Extracted records:
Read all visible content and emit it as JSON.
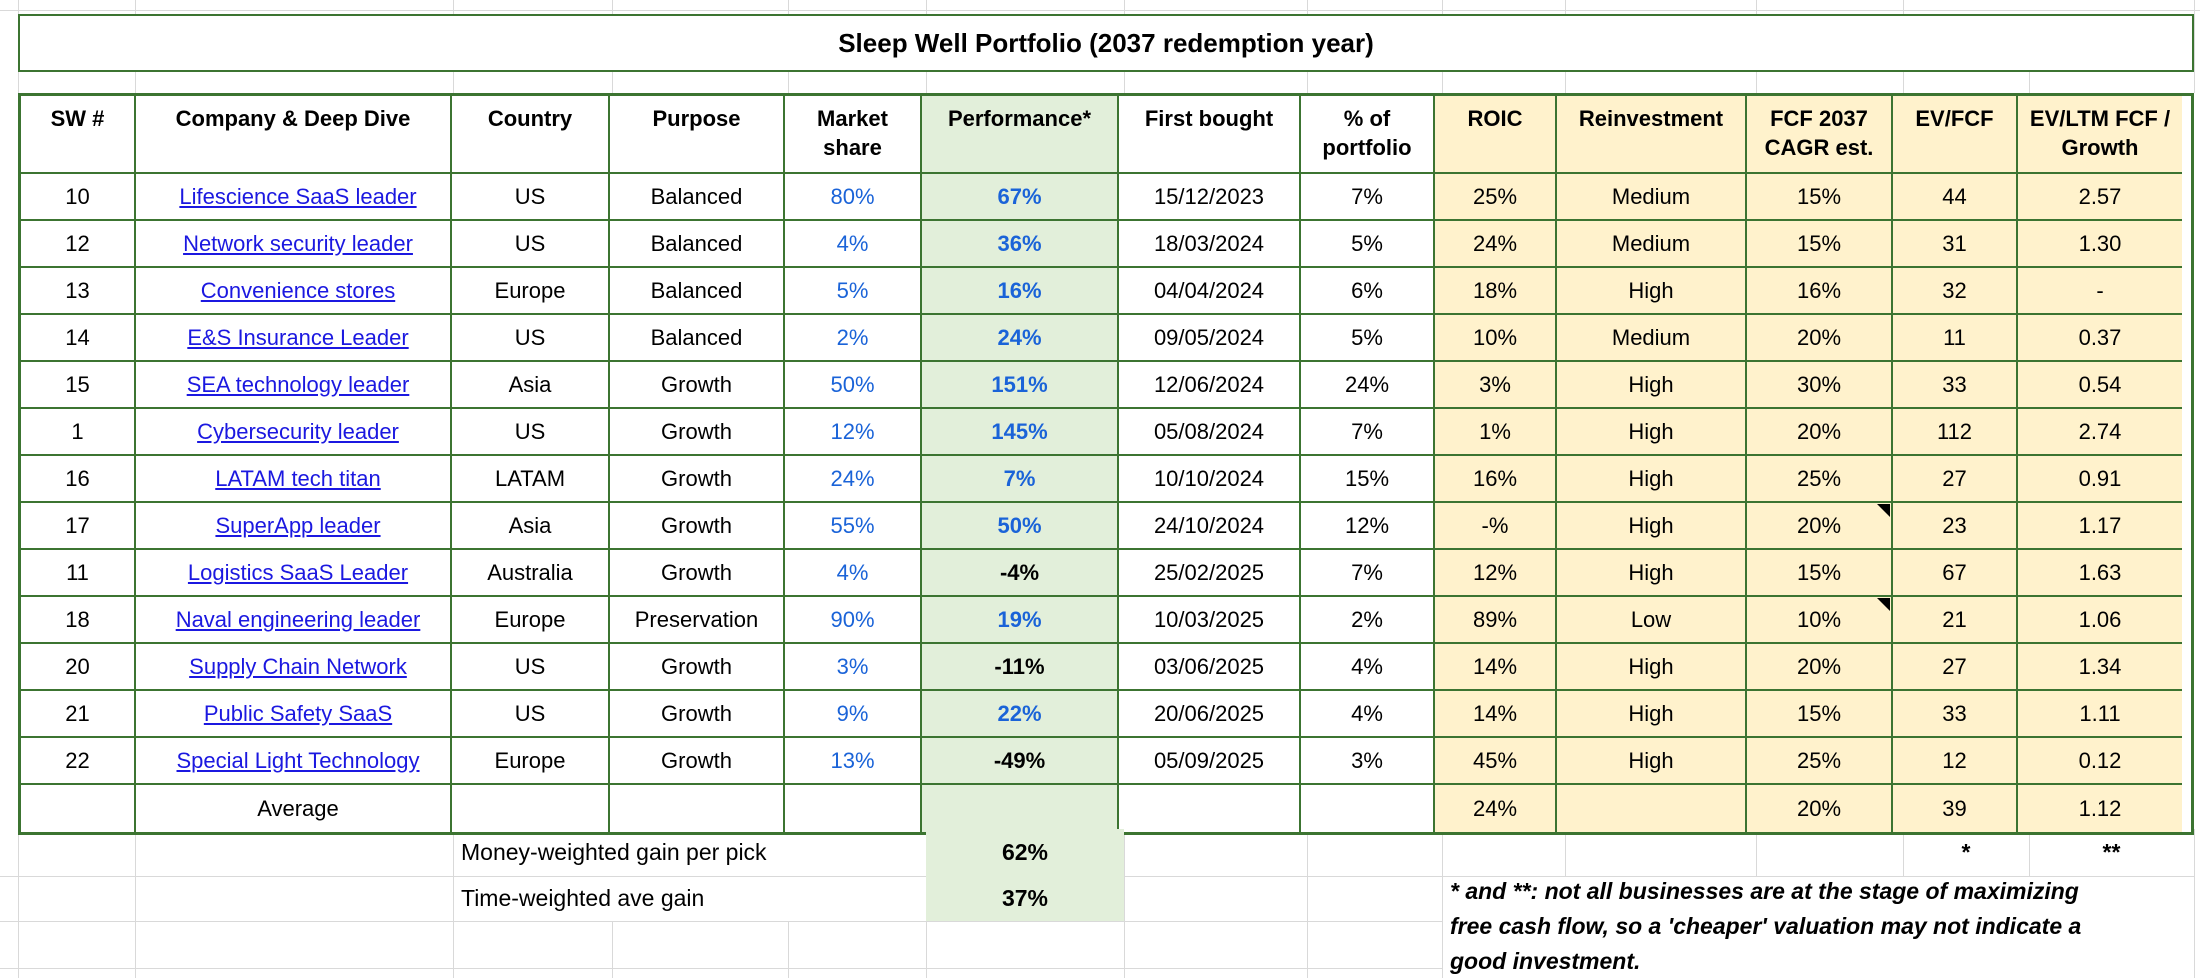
{
  "title": "Sleep Well Portfolio (2037 redemption year)",
  "colors": {
    "border_green": "#3c7431",
    "light_green": "#e2efda",
    "light_yellow": "#fff2cc",
    "link_blue": "#1b18e0",
    "value_blue": "#1a63d8",
    "grid_gray": "#d9d9d9"
  },
  "table": {
    "col_labels": [
      "SW #",
      "Company & Deep Dive",
      "Country",
      "Purpose",
      "Market share",
      "Performance*",
      "First bought",
      "% of portfolio",
      "ROIC",
      "Reinvestment",
      "FCF 2037 CAGR est.",
      "EV/FCF",
      "EV/LTM FCF / Growth"
    ],
    "rows": [
      {
        "sw": "10",
        "company": "Lifescience SaaS leader",
        "country": "US",
        "purpose": "Balanced",
        "market_share": "80%",
        "performance": "67%",
        "first_bought": "15/12/2023",
        "pct_portfolio": "7%",
        "roic": "25%",
        "reinvestment": "Medium",
        "fcf_cagr": "15%",
        "fcf_note": false,
        "ev_fcf": "44",
        "ev_ltm": "2.57"
      },
      {
        "sw": "12",
        "company": "Network security leader",
        "country": "US",
        "purpose": "Balanced",
        "market_share": "4%",
        "performance": "36%",
        "first_bought": "18/03/2024",
        "pct_portfolio": "5%",
        "roic": "24%",
        "reinvestment": "Medium",
        "fcf_cagr": "15%",
        "fcf_note": false,
        "ev_fcf": "31",
        "ev_ltm": "1.30"
      },
      {
        "sw": "13",
        "company": "Convenience stores",
        "country": "Europe",
        "purpose": "Balanced",
        "market_share": "5%",
        "performance": "16%",
        "first_bought": "04/04/2024",
        "pct_portfolio": "6%",
        "roic": "18%",
        "reinvestment": "High",
        "fcf_cagr": "16%",
        "fcf_note": false,
        "ev_fcf": "32",
        "ev_ltm": "-"
      },
      {
        "sw": "14",
        "company": "E&S Insurance Leader",
        "country": "US",
        "purpose": "Balanced",
        "market_share": "2%",
        "performance": "24%",
        "first_bought": "09/05/2024",
        "pct_portfolio": "5%",
        "roic": "10%",
        "reinvestment": "Medium",
        "fcf_cagr": "20%",
        "fcf_note": false,
        "ev_fcf": "11",
        "ev_ltm": "0.37"
      },
      {
        "sw": "15",
        "company": "SEA technology leader",
        "country": "Asia",
        "purpose": "Growth",
        "market_share": "50%",
        "performance": "151%",
        "first_bought": "12/06/2024",
        "pct_portfolio": "24%",
        "roic": "3%",
        "reinvestment": "High",
        "fcf_cagr": "30%",
        "fcf_note": false,
        "ev_fcf": "33",
        "ev_ltm": "0.54"
      },
      {
        "sw": "1",
        "company": "Cybersecurity leader",
        "country": "US",
        "purpose": "Growth",
        "market_share": "12%",
        "performance": "145%",
        "first_bought": "05/08/2024",
        "pct_portfolio": "7%",
        "roic": "1%",
        "reinvestment": "High",
        "fcf_cagr": "20%",
        "fcf_note": false,
        "ev_fcf": "112",
        "ev_ltm": "2.74"
      },
      {
        "sw": "16",
        "company": "LATAM tech titan",
        "country": "LATAM",
        "purpose": "Growth",
        "market_share": "24%",
        "performance": "7%",
        "first_bought": "10/10/2024",
        "pct_portfolio": "15%",
        "roic": "16%",
        "reinvestment": "High",
        "fcf_cagr": "25%",
        "fcf_note": false,
        "ev_fcf": "27",
        "ev_ltm": "0.91"
      },
      {
        "sw": "17",
        "company": "SuperApp leader",
        "country": "Asia",
        "purpose": "Growth",
        "market_share": "55%",
        "performance": "50%",
        "first_bought": "24/10/2024",
        "pct_portfolio": "12%",
        "roic": "-%",
        "reinvestment": "High",
        "fcf_cagr": "20%",
        "fcf_note": true,
        "ev_fcf": "23",
        "ev_ltm": "1.17"
      },
      {
        "sw": "11",
        "company": "Logistics SaaS Leader",
        "country": "Australia",
        "purpose": "Growth",
        "market_share": "4%",
        "performance": "-4%",
        "first_bought": "25/02/2025",
        "pct_portfolio": "7%",
        "roic": "12%",
        "reinvestment": "High",
        "fcf_cagr": "15%",
        "fcf_note": false,
        "ev_fcf": "67",
        "ev_ltm": "1.63"
      },
      {
        "sw": "18",
        "company": "Naval engineering leader",
        "country": "Europe",
        "purpose": "Preservation",
        "market_share": "90%",
        "performance": "19%",
        "first_bought": "10/03/2025",
        "pct_portfolio": "2%",
        "roic": "89%",
        "reinvestment": "Low",
        "fcf_cagr": "10%",
        "fcf_note": true,
        "ev_fcf": "21",
        "ev_ltm": "1.06"
      },
      {
        "sw": "20",
        "company": "Supply Chain Network",
        "country": "US",
        "purpose": "Growth",
        "market_share": "3%",
        "performance": "-11%",
        "first_bought": "03/06/2025",
        "pct_portfolio": "4%",
        "roic": "14%",
        "reinvestment": "High",
        "fcf_cagr": "20%",
        "fcf_note": false,
        "ev_fcf": "27",
        "ev_ltm": "1.34"
      },
      {
        "sw": "21",
        "company": "Public Safety SaaS",
        "country": "US",
        "purpose": "Growth",
        "market_share": "9%",
        "performance": "22%",
        "first_bought": "20/06/2025",
        "pct_portfolio": "4%",
        "roic": "14%",
        "reinvestment": "High",
        "fcf_cagr": "15%",
        "fcf_note": false,
        "ev_fcf": "33",
        "ev_ltm": "1.11"
      },
      {
        "sw": "22",
        "company": "Special Light Technology",
        "country": "Europe",
        "purpose": "Growth",
        "market_share": "13%",
        "performance": "-49%",
        "first_bought": "05/09/2025",
        "pct_portfolio": "3%",
        "roic": "45%",
        "reinvestment": "High",
        "fcf_cagr": "25%",
        "fcf_note": false,
        "ev_fcf": "12",
        "ev_ltm": "0.12"
      }
    ],
    "average": {
      "label": "Average",
      "roic": "24%",
      "fcf_cagr": "20%",
      "ev_fcf": "39",
      "ev_ltm": "1.12"
    }
  },
  "summary": {
    "money_weighted_label": "Money-weighted gain per pick",
    "money_weighted_value": "62%",
    "time_weighted_label": "Time-weighted ave gain",
    "time_weighted_value": "37%",
    "ev_fcf_footmark": "*",
    "ev_ltm_footmark": "**"
  },
  "footnote": {
    "line1": "* and **: not all businesses are at the stage of maximizing",
    "line2": "free cash flow, so a 'cheaper' valuation may not indicate a",
    "line3": "good investment."
  }
}
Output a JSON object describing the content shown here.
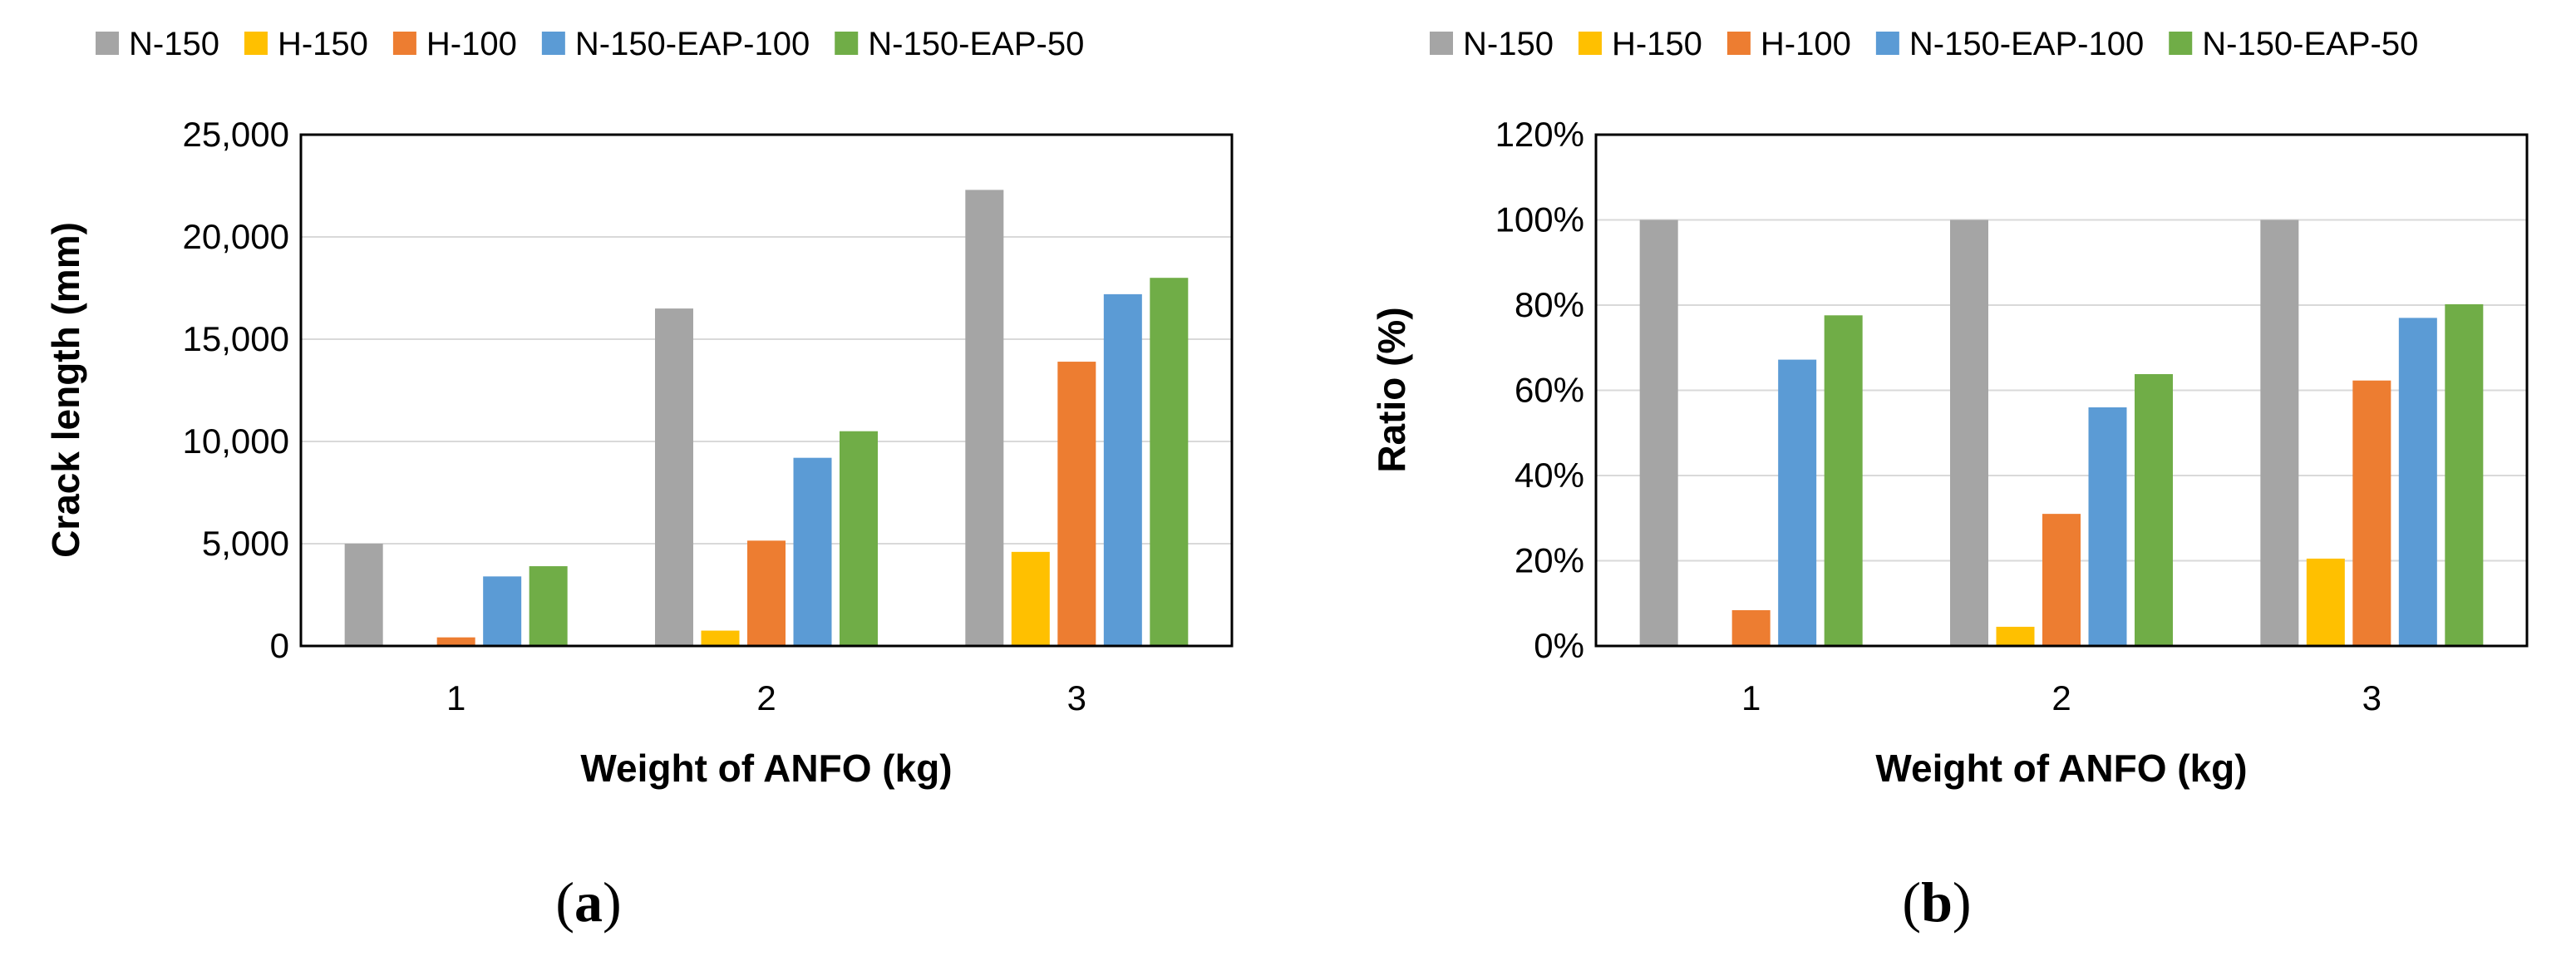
{
  "chart_data": [
    {
      "type": "bar",
      "panel_label": "a",
      "xlabel": "Weight of ANFO (kg)",
      "ylabel": "Crack length (mm)",
      "categories": [
        "1",
        "2",
        "3"
      ],
      "ylim": [
        0,
        25000
      ],
      "yticks": [
        "0",
        "5,000",
        "10,000",
        "15,000",
        "20,000",
        "25,000"
      ],
      "ytick_values": [
        0,
        5000,
        10000,
        15000,
        20000,
        25000
      ],
      "grid": true,
      "legend_position": "top",
      "series": [
        {
          "name": "N-150",
          "color": "#a5a5a5",
          "values": [
            5000,
            16500,
            22300
          ]
        },
        {
          "name": "H-150",
          "color": "#ffc000",
          "values": [
            0,
            750,
            4600
          ]
        },
        {
          "name": "H-100",
          "color": "#ed7d31",
          "values": [
            420,
            5150,
            13900
          ]
        },
        {
          "name": "N-150-EAP-100",
          "color": "#5b9bd5",
          "values": [
            3400,
            9200,
            17200
          ]
        },
        {
          "name": "N-150-EAP-50",
          "color": "#70ad47",
          "values": [
            3900,
            10500,
            18000
          ]
        }
      ]
    },
    {
      "type": "bar",
      "panel_label": "b",
      "xlabel": "Weight of ANFO (kg)",
      "ylabel": "Ratio (%)",
      "categories": [
        "1",
        "2",
        "3"
      ],
      "ylim": [
        0,
        120
      ],
      "yticks": [
        "0%",
        "20%",
        "40%",
        "60%",
        "80%",
        "100%",
        "120%"
      ],
      "ytick_values": [
        0,
        20,
        40,
        60,
        80,
        100,
        120
      ],
      "grid": true,
      "legend_position": "top",
      "series": [
        {
          "name": "N-150",
          "color": "#a5a5a5",
          "values": [
            100,
            100,
            100
          ]
        },
        {
          "name": "H-150",
          "color": "#ffc000",
          "values": [
            0,
            4.5,
            20.5
          ]
        },
        {
          "name": "H-100",
          "color": "#ed7d31",
          "values": [
            8.4,
            31,
            62.3
          ]
        },
        {
          "name": "N-150-EAP-100",
          "color": "#5b9bd5",
          "values": [
            67.2,
            56,
            77
          ]
        },
        {
          "name": "N-150-EAP-50",
          "color": "#70ad47",
          "values": [
            77.6,
            63.8,
            80.2
          ]
        }
      ]
    }
  ]
}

## [EXERCISE AIM]
Gather each line in the entries above where the string "SaaS" is found.

## [TASK OUTPUT]
        "company": "Lifescience SaaS leader",
        "company": "Logistics SaaS Leader",
        "company": "Public Safety SaaS",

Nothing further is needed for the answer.